| WHAT THIS TASK INVOLVES |
Write out the data below exactly as given, without any of its pictures.
▽
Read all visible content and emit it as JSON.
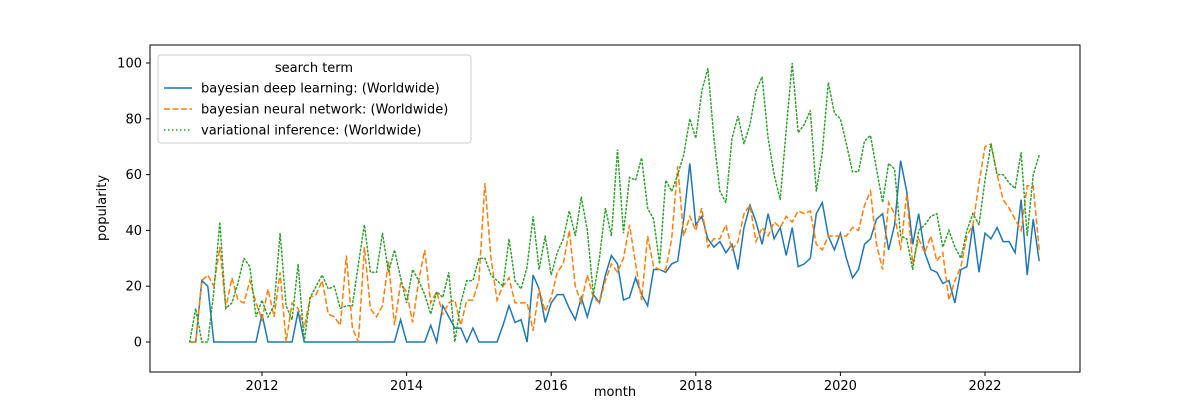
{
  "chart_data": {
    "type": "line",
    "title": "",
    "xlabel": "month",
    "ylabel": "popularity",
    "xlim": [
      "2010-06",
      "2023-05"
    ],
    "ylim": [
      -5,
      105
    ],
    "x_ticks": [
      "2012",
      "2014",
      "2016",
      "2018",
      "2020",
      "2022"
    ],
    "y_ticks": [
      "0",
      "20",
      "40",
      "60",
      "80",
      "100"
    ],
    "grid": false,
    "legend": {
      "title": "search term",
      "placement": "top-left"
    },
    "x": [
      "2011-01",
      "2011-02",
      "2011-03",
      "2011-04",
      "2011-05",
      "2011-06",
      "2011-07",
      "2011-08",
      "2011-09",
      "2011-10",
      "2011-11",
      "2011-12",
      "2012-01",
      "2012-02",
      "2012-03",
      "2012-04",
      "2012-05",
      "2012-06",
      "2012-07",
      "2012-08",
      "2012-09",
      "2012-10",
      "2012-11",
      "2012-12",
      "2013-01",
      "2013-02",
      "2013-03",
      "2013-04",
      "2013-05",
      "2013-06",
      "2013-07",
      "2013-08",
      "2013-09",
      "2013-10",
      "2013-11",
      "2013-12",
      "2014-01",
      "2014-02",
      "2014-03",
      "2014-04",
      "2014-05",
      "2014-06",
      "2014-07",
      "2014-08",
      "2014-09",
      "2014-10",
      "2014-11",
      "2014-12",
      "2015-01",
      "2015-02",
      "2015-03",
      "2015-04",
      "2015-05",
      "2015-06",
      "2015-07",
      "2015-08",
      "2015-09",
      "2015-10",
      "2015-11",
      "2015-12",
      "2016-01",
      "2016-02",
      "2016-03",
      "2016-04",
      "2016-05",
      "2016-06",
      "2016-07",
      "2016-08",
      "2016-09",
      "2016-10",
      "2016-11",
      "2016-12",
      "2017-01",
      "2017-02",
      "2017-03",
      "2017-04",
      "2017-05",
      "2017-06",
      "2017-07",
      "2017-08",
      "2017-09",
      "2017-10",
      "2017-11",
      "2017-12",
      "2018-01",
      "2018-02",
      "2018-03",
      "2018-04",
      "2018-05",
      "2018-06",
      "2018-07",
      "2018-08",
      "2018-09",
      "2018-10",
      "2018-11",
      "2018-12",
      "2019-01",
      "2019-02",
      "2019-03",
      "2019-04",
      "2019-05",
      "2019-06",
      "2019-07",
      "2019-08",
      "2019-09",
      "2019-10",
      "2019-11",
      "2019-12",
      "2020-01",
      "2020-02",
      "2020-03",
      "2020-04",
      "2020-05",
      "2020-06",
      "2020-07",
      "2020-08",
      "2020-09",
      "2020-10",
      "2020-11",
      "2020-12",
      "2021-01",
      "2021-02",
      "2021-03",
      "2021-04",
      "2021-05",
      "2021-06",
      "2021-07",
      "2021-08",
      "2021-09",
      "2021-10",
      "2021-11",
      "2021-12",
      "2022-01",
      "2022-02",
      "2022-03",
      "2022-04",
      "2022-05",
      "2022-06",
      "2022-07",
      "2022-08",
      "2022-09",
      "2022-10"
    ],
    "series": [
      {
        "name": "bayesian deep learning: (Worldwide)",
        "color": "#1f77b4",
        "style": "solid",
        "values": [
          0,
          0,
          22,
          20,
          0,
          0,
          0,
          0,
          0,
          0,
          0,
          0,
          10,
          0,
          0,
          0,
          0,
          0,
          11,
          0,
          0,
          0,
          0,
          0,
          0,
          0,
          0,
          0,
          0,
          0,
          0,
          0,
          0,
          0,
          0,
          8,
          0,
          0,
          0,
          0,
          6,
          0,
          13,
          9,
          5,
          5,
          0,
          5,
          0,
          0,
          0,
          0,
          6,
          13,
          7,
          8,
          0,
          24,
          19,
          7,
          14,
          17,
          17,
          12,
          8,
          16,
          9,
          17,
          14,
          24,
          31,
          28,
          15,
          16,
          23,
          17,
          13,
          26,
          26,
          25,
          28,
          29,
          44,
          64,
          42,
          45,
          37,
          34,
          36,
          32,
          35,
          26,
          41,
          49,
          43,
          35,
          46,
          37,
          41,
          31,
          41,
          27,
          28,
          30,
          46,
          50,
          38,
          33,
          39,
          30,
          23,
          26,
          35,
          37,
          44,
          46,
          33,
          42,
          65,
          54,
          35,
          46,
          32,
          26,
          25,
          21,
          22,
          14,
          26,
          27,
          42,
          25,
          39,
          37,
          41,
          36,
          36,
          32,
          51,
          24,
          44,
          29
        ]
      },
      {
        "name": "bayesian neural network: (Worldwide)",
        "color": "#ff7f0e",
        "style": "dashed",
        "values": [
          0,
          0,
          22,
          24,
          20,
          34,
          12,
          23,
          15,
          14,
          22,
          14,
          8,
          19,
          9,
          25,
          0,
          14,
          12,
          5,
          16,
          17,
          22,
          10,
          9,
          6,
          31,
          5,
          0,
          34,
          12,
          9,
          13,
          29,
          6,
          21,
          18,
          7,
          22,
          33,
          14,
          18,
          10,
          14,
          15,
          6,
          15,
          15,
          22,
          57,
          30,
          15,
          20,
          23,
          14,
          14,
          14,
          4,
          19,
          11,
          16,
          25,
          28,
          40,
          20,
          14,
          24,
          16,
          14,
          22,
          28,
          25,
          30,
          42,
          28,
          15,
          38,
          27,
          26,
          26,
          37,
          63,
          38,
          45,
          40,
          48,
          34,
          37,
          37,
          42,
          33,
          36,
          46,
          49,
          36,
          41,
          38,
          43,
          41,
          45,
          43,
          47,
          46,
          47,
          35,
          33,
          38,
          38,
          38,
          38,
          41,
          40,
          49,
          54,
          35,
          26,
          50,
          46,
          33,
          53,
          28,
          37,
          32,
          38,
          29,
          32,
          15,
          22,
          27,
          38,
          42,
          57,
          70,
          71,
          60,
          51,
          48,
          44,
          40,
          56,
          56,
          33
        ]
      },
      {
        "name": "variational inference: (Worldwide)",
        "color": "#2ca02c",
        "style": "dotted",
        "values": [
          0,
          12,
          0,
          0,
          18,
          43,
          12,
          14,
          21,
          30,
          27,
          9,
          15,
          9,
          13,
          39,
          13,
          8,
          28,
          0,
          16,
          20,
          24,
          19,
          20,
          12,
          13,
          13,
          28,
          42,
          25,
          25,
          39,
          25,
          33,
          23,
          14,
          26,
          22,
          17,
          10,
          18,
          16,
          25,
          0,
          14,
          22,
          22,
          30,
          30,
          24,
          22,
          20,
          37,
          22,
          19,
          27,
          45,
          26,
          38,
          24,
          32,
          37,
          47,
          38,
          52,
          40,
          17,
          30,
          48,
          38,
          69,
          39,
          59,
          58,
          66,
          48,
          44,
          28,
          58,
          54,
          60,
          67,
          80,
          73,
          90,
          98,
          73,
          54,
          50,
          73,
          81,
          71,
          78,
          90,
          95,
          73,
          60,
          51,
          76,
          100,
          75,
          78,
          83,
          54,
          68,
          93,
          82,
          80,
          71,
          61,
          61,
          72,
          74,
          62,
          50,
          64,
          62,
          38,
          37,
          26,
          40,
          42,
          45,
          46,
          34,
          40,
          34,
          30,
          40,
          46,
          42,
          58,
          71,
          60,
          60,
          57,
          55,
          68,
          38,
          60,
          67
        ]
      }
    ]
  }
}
△
| PROBLEM SOLUTION |
Read all visible content and emit it as JSON.
{
  "chart_data": {
    "type": "line",
    "title": "",
    "xlabel": "month",
    "ylabel": "popularity",
    "xlim": [
      "2010-06",
      "2023-05"
    ],
    "ylim": [
      -5,
      105
    ],
    "x_ticks": [
      "2012",
      "2014",
      "2016",
      "2018",
      "2020",
      "2022"
    ],
    "y_ticks": [
      "0",
      "20",
      "40",
      "60",
      "80",
      "100"
    ],
    "grid": false,
    "legend": {
      "title": "search term",
      "placement": "top-left"
    },
    "x": [
      "2011-01",
      "2011-02",
      "2011-03",
      "2011-04",
      "2011-05",
      "2011-06",
      "2011-07",
      "2011-08",
      "2011-09",
      "2011-10",
      "2011-11",
      "2011-12",
      "2012-01",
      "2012-02",
      "2012-03",
      "2012-04",
      "2012-05",
      "2012-06",
      "2012-07",
      "2012-08",
      "2012-09",
      "2012-10",
      "2012-11",
      "2012-12",
      "2013-01",
      "2013-02",
      "2013-03",
      "2013-04",
      "2013-05",
      "2013-06",
      "2013-07",
      "2013-08",
      "2013-09",
      "2013-10",
      "2013-11",
      "2013-12",
      "2014-01",
      "2014-02",
      "2014-03",
      "2014-04",
      "2014-05",
      "2014-06",
      "2014-07",
      "2014-08",
      "2014-09",
      "2014-10",
      "2014-11",
      "2014-12",
      "2015-01",
      "2015-02",
      "2015-03",
      "2015-04",
      "2015-05",
      "2015-06",
      "2015-07",
      "2015-08",
      "2015-09",
      "2015-10",
      "2015-11",
      "2015-12",
      "2016-01",
      "2016-02",
      "2016-03",
      "2016-04",
      "2016-05",
      "2016-06",
      "2016-07",
      "2016-08",
      "2016-09",
      "2016-10",
      "2016-11",
      "2016-12",
      "2017-01",
      "2017-02",
      "2017-03",
      "2017-04",
      "2017-05",
      "2017-06",
      "2017-07",
      "2017-08",
      "2017-09",
      "2017-10",
      "2017-11",
      "2017-12",
      "2018-01",
      "2018-02",
      "2018-03",
      "2018-04",
      "2018-05",
      "2018-06",
      "2018-07",
      "2018-08",
      "2018-09",
      "2018-10",
      "2018-11",
      "2018-12",
      "2019-01",
      "2019-02",
      "2019-03",
      "2019-04",
      "2019-05",
      "2019-06",
      "2019-07",
      "2019-08",
      "2019-09",
      "2019-10",
      "2019-11",
      "2019-12",
      "2020-01",
      "2020-02",
      "2020-03",
      "2020-04",
      "2020-05",
      "2020-06",
      "2020-07",
      "2020-08",
      "2020-09",
      "2020-10",
      "2020-11",
      "2020-12",
      "2021-01",
      "2021-02",
      "2021-03",
      "2021-04",
      "2021-05",
      "2021-06",
      "2021-07",
      "2021-08",
      "2021-09",
      "2021-10",
      "2021-11",
      "2021-12",
      "2022-01",
      "2022-02",
      "2022-03",
      "2022-04",
      "2022-05",
      "2022-06",
      "2022-07",
      "2022-08",
      "2022-09",
      "2022-10"
    ],
    "series": [
      {
        "name": "bayesian deep learning: (Worldwide)",
        "color": "#1f77b4",
        "style": "solid",
        "values": [
          0,
          0,
          22,
          20,
          0,
          0,
          0,
          0,
          0,
          0,
          0,
          0,
          10,
          0,
          0,
          0,
          0,
          0,
          11,
          0,
          0,
          0,
          0,
          0,
          0,
          0,
          0,
          0,
          0,
          0,
          0,
          0,
          0,
          0,
          0,
          8,
          0,
          0,
          0,
          0,
          6,
          0,
          13,
          9,
          5,
          5,
          0,
          5,
          0,
          0,
          0,
          0,
          6,
          13,
          7,
          8,
          0,
          24,
          19,
          7,
          14,
          17,
          17,
          12,
          8,
          16,
          9,
          17,
          14,
          24,
          31,
          28,
          15,
          16,
          23,
          17,
          13,
          26,
          26,
          25,
          28,
          29,
          44,
          64,
          42,
          45,
          37,
          34,
          36,
          32,
          35,
          26,
          41,
          49,
          43,
          35,
          46,
          37,
          41,
          31,
          41,
          27,
          28,
          30,
          46,
          50,
          38,
          33,
          39,
          30,
          23,
          26,
          35,
          37,
          44,
          46,
          33,
          42,
          65,
          54,
          35,
          46,
          32,
          26,
          25,
          21,
          22,
          14,
          26,
          27,
          42,
          25,
          39,
          37,
          41,
          36,
          36,
          32,
          51,
          24,
          44,
          29
        ]
      },
      {
        "name": "bayesian neural network: (Worldwide)",
        "color": "#ff7f0e",
        "style": "dashed",
        "values": [
          0,
          0,
          22,
          24,
          20,
          34,
          12,
          23,
          15,
          14,
          22,
          14,
          8,
          19,
          9,
          25,
          0,
          14,
          12,
          5,
          16,
          17,
          22,
          10,
          9,
          6,
          31,
          5,
          0,
          34,
          12,
          9,
          13,
          29,
          6,
          21,
          18,
          7,
          22,
          33,
          14,
          18,
          10,
          14,
          15,
          6,
          15,
          15,
          22,
          57,
          30,
          15,
          20,
          23,
          14,
          14,
          14,
          4,
          19,
          11,
          16,
          25,
          28,
          40,
          20,
          14,
          24,
          16,
          14,
          22,
          28,
          25,
          30,
          42,
          28,
          15,
          38,
          27,
          26,
          26,
          37,
          63,
          38,
          45,
          40,
          48,
          34,
          37,
          37,
          42,
          33,
          36,
          46,
          49,
          36,
          41,
          38,
          43,
          41,
          45,
          43,
          47,
          46,
          47,
          35,
          33,
          38,
          38,
          38,
          38,
          41,
          40,
          49,
          54,
          35,
          26,
          50,
          46,
          33,
          53,
          28,
          37,
          32,
          38,
          29,
          32,
          15,
          22,
          27,
          38,
          42,
          57,
          70,
          71,
          60,
          51,
          48,
          44,
          40,
          56,
          56,
          33
        ]
      },
      {
        "name": "variational inference: (Worldwide)",
        "color": "#2ca02c",
        "style": "dotted",
        "values": [
          0,
          12,
          0,
          0,
          18,
          43,
          12,
          14,
          21,
          30,
          27,
          9,
          15,
          9,
          13,
          39,
          13,
          8,
          28,
          0,
          16,
          20,
          24,
          19,
          20,
          12,
          13,
          13,
          28,
          42,
          25,
          25,
          39,
          25,
          33,
          23,
          14,
          26,
          22,
          17,
          10,
          18,
          16,
          25,
          0,
          14,
          22,
          22,
          30,
          30,
          24,
          22,
          20,
          37,
          22,
          19,
          27,
          45,
          26,
          38,
          24,
          32,
          37,
          47,
          38,
          52,
          40,
          17,
          30,
          48,
          38,
          69,
          39,
          59,
          58,
          66,
          48,
          44,
          28,
          58,
          54,
          60,
          67,
          80,
          73,
          90,
          98,
          73,
          54,
          50,
          73,
          81,
          71,
          78,
          90,
          95,
          73,
          60,
          51,
          76,
          100,
          75,
          78,
          83,
          54,
          68,
          93,
          82,
          80,
          71,
          61,
          61,
          72,
          74,
          62,
          50,
          64,
          62,
          38,
          37,
          26,
          40,
          42,
          45,
          46,
          34,
          40,
          34,
          30,
          40,
          46,
          42,
          58,
          71,
          60,
          60,
          57,
          55,
          68,
          38,
          60,
          67
        ]
      }
    ]
  }
}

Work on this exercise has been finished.